↓↓↓

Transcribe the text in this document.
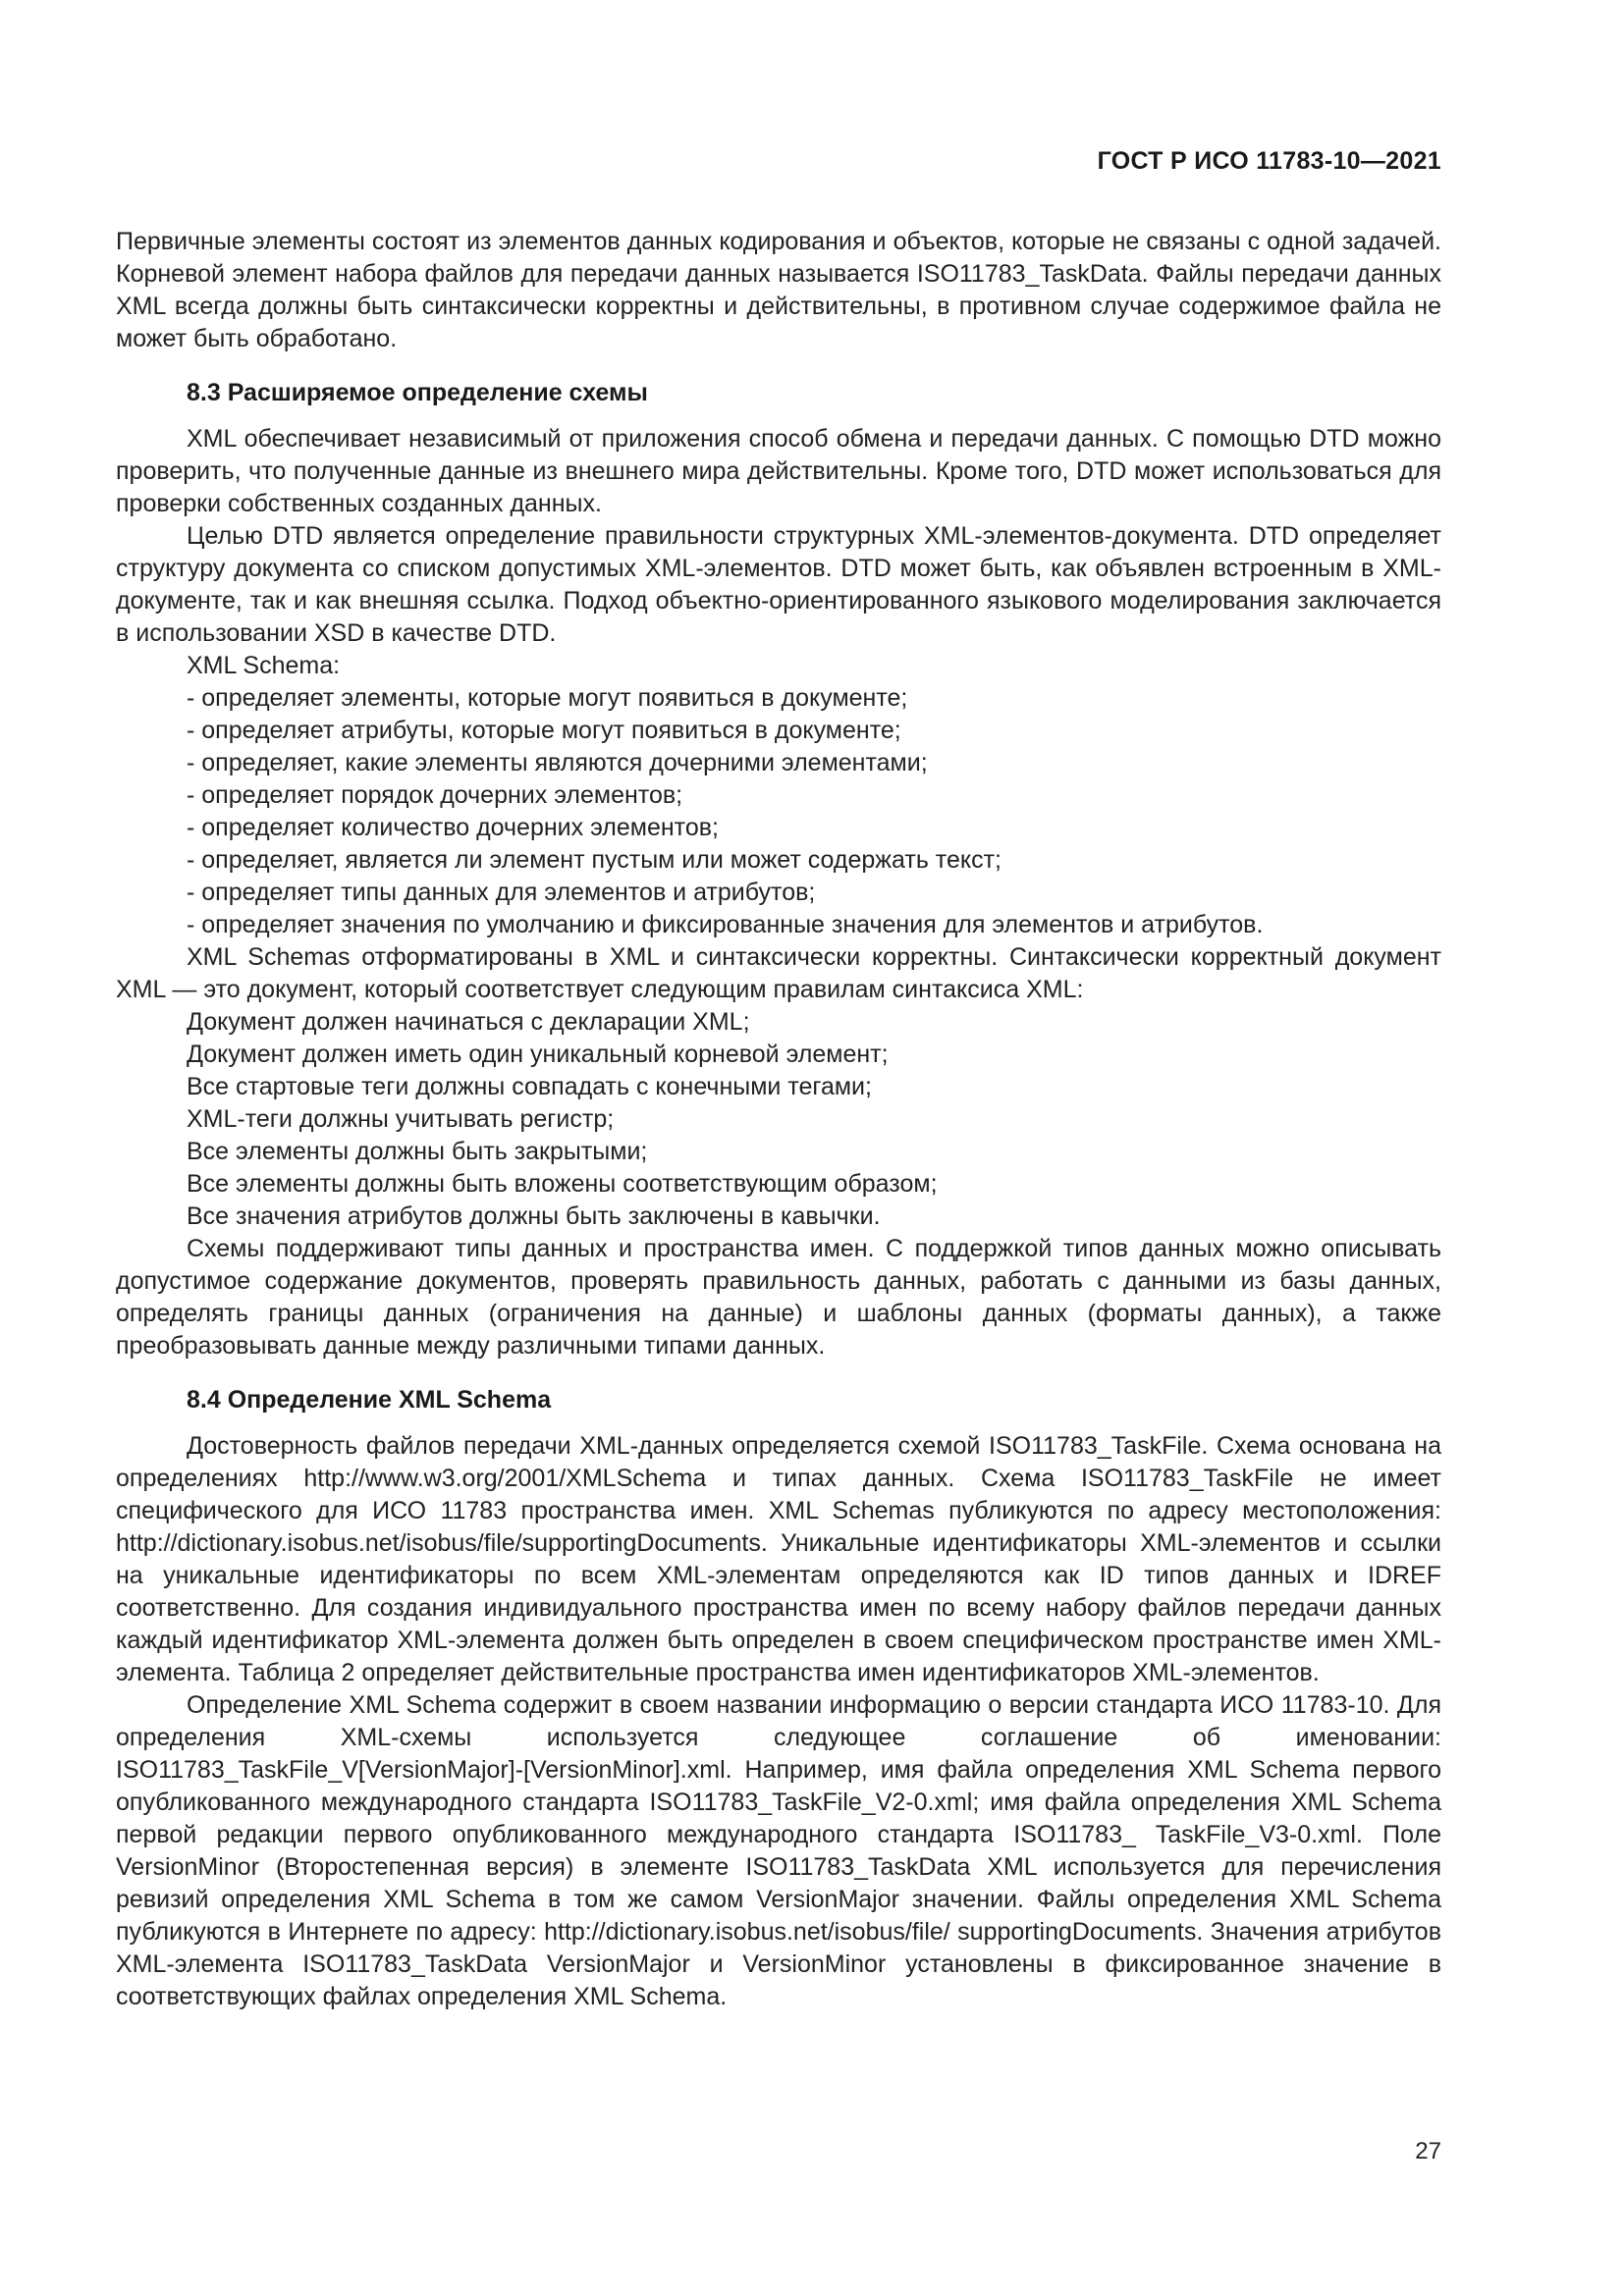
ГОСТ Р ИСО 11783-10—2021

Первичные элементы состоят из элементов данных кодирования и объектов, которые не связаны с одной задачей. Корневой элемент набора файлов для передачи данных называется ISO11783_TaskData. Файлы передачи данных XML всегда должны быть синтаксически корректны и действительны, в противном случае содержимое файла не может быть обработано.

8.3 Расширяемое определение схемы

XML обеспечивает независимый от приложения способ обмена и передачи данных. С помощью DTD можно проверить, что полученные данные из внешнего мира действительны. Кроме того, DTD может использоваться для проверки собственных созданных данных.

Целью DTD является определение правильности структурных XML-элементов-документа. DTD определяет структуру документа со списком допустимых XML-элементов. DTD может быть, как объявлен встроенным в XML-документе, так и как внешняя ссылка. Подход объектно-ориентированного языкового моделирования заключается в использовании XSD в качестве DTD.

XML Schema:

- определяет элементы, которые могут появиться в документе;

- определяет атрибуты, которые могут появиться в документе;

- определяет, какие элементы являются дочерними элементами;

- определяет порядок дочерних элементов;

- определяет количество дочерних элементов;

- определяет, является ли элемент пустым или может содержать текст;

- определяет типы данных для элементов и атрибутов;

- определяет значения по умолчанию и фиксированные значения для элементов и атрибутов.

XML Schemas отформатированы в XML и синтаксически корректны. Синтаксически корректный документ XML — это документ, который соответствует следующим правилам синтаксиса XML:

Документ должен начинаться с декларации XML;

Документ должен иметь один уникальный корневой элемент;

Все стартовые теги должны совпадать с конечными тегами;

XML-теги должны учитывать регистр;

Все элементы должны быть закрытыми;

Все элементы должны быть вложены соответствующим образом;

Все значения атрибутов должны быть заключены в кавычки.

Схемы поддерживают типы данных и пространства имен. С поддержкой типов данных можно описывать допустимое содержание документов, проверять правильность данных, работать с данными из базы данных, определять границы данных (ограничения на данные) и шаблоны данных (форматы данных), а также преобразовывать данные между различными типами данных.

8.4 Определение XML Schema

Достоверность файлов передачи XML-данных определяется схемой ISO11783_TaskFile. Схема основана на определениях http://www.w3.org/2001/XMLSchema и типах данных. Схема ISO11783_TaskFile не имеет специфического для ИСО 11783 пространства имен. XML Schemas публикуются по адресу местоположения: http://dictionary.isobus.net/isobus/file/supportingDocuments. Уникальные идентификаторы XML-элементов и ссылки на уникальные идентификаторы по всем XML-элементам определяются как ID типов данных и IDREF соответственно. Для создания индивидуального пространства имен по всему набору файлов передачи данных каждый идентификатор XML-элемента должен быть определен в своем специфическом пространстве имен XML-элемента. Таблица 2 определяет действительные пространства имен идентификаторов XML-элементов.

Определение XML Schema содержит в своем названии информацию о версии стандарта ИСО 11783-10. Для определения XML-схемы используется следующее соглашение об именовании: ISO11783_TaskFile_V[VersionMajor]-[VersionMinor].xml. Например, имя файла определения XML Schema первого опубликованного международного стандарта ISO11783_TaskFile_V2-0.xml; имя файла определения XML Schema первой редакции первого опубликованного международного стандарта ISO11783_ TaskFile_V3-0.xml. Поле VersionMinor (Второстепенная версия) в элементе ISO11783_TaskData XML используется для перечисления ревизий определения XML Schema в том же самом VersionMajor значении. Файлы определения XML Schema публикуются в Интернете по адресу: http://dictionary.isobus.net/isobus/file/ supportingDocuments. Значения атрибутов XML-элемента ISO11783_TaskData VersionMajor и VersionMinor установлены в фиксированное значение в соответствующих файлах определения XML Schema.

27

↑↑↑

• WRITTEN TASK
Drop the images and repeat the data exactly.

• COMPLETED EXERCISE
Transcribe the text in this document.
ГОСТ Р ИСО 11783-10—2021

Первичные элементы состоят из элементов данных кодирования и объектов, которые не связаны с одной задачей. Корневой элемент набора файлов для передачи данных называется ISO11783_TaskData. Файлы передачи данных XML всегда должны быть синтаксически корректны и действительны, в противном случае содержимое файла не может быть обработано.

8.3 Расширяемое определение схемы

XML обеспечивает независимый от приложения способ обмена и передачи данных. С помощью DTD можно проверить, что полученные данные из внешнего мира действительны. Кроме того, DTD может использоваться для проверки собственных созданных данных.

Целью DTD является определение правильности структурных XML-элементов-документа. DTD определяет структуру документа со списком допустимых XML-элементов. DTD может быть, как объявлен встроенным в XML-документе, так и как внешняя ссылка. Подход объектно-ориентированного языкового моделирования заключается в использовании XSD в качестве DTD.

XML Schema:

- определяет элементы, которые могут появиться в документе;

- определяет атрибуты, которые могут появиться в документе;

- определяет, какие элементы являются дочерними элементами;

- определяет порядок дочерних элементов;

- определяет количество дочерних элементов;

- определяет, является ли элемент пустым или может содержать текст;

- определяет типы данных для элементов и атрибутов;

- определяет значения по умолчанию и фиксированные значения для элементов и атрибутов.

XML Schemas отформатированы в XML и синтаксически корректны. Синтаксически корректный документ XML — это документ, который соответствует следующим правилам синтаксиса XML:

Документ должен начинаться с декларации XML;

Документ должен иметь один уникальный корневой элемент;

Все стартовые теги должны совпадать с конечными тегами;

XML-теги должны учитывать регистр;

Все элементы должны быть закрытыми;

Все элементы должны быть вложены соответствующим образом;

Все значения атрибутов должны быть заключены в кавычки.

Схемы поддерживают типы данных и пространства имен. С поддержкой типов данных можно описывать допустимое содержание документов, проверять правильность данных, работать с данными из базы данных, определять границы данных (ограничения на данные) и шаблоны данных (форматы данных), а также преобразовывать данные между различными типами данных.

8.4 Определение XML Schema

Достоверность файлов передачи XML-данных определяется схемой ISO11783_TaskFile. Схема основана на определениях http://www.w3.org/2001/XMLSchema и типах данных. Схема ISO11783_TaskFile не имеет специфического для ИСО 11783 пространства имен. XML Schemas публикуются по адресу местоположения: http://dictionary.isobus.net/isobus/file/supportingDocuments. Уникальные идентификаторы XML-элементов и ссылки на уникальные идентификаторы по всем XML-элементам определяются как ID типов данных и IDREF соответственно. Для создания индивидуального пространства имен по всему набору файлов передачи данных каждый идентификатор XML-элемента должен быть определен в своем специфическом пространстве имен XML-элемента. Таблица 2 определяет действительные пространства имен идентификаторов XML-элементов.

Определение XML Schema содержит в своем названии информацию о версии стандарта ИСО 11783-10. Для определения XML-схемы используется следующее соглашение об именовании: ISO11783_TaskFile_V[VersionMajor]-[VersionMinor].xml. Например, имя файла определения XML Schema первого опубликованного международного стандарта ISO11783_TaskFile_V2-0.xml; имя файла определения XML Schema первой редакции первого опубликованного международного стандарта ISO11783_ TaskFile_V3-0.xml. Поле VersionMinor (Второстепенная версия) в элементе ISO11783_TaskData XML используется для перечисления ревизий определения XML Schema в том же самом VersionMajor значении. Файлы определения XML Schema публикуются в Интернете по адресу: http://dictionary.isobus.net/isobus/file/ supportingDocuments. Значения атрибутов XML-элемента ISO11783_TaskData VersionMajor и VersionMinor установлены в фиксированное значение в соответствующих файлах определения XML Schema.

27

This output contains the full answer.